- To be done
Here are some entries; quote each one exactly.

[Stored data entries]
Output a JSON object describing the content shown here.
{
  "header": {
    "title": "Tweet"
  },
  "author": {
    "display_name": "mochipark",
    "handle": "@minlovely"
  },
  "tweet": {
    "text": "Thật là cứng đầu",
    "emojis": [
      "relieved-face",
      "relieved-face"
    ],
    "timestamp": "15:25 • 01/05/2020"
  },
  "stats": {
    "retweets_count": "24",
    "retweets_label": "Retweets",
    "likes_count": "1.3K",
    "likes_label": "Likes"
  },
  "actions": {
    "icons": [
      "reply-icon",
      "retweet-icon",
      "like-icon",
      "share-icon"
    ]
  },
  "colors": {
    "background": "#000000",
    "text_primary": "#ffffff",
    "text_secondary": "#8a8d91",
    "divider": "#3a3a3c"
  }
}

- Result of the exercise
Output a JSON object describing the content shown here.
{
  "header": {
    "title": "Tweet"
  },
  "author": {
    "display_name": "mochipark",
    "handle": "@minlovely"
  },
  "tweet": {
    "text": "Thật là cứng đầu",
    "emojis": [
      "relieved-face",
      "relieved-face"
    ],
    "timestamp": "15:25 • 01/05/2020"
  },
  "stats": {
    "retweets_count": "24",
    "retweets_label": "Retweets",
    "likes_count": "1.3K",
    "likes_label": "Likes"
  },
  "actions": {
    "icons": [
      "reply-icon",
      "retweet-icon",
      "like-icon",
      "share-icon"
    ]
  },
  "colors": {
    "background": "#000000",
    "text_primary": "#ffffff",
    "text_secondary": "#8a8d91",
    "divider": "#3a3a3c"
  }
}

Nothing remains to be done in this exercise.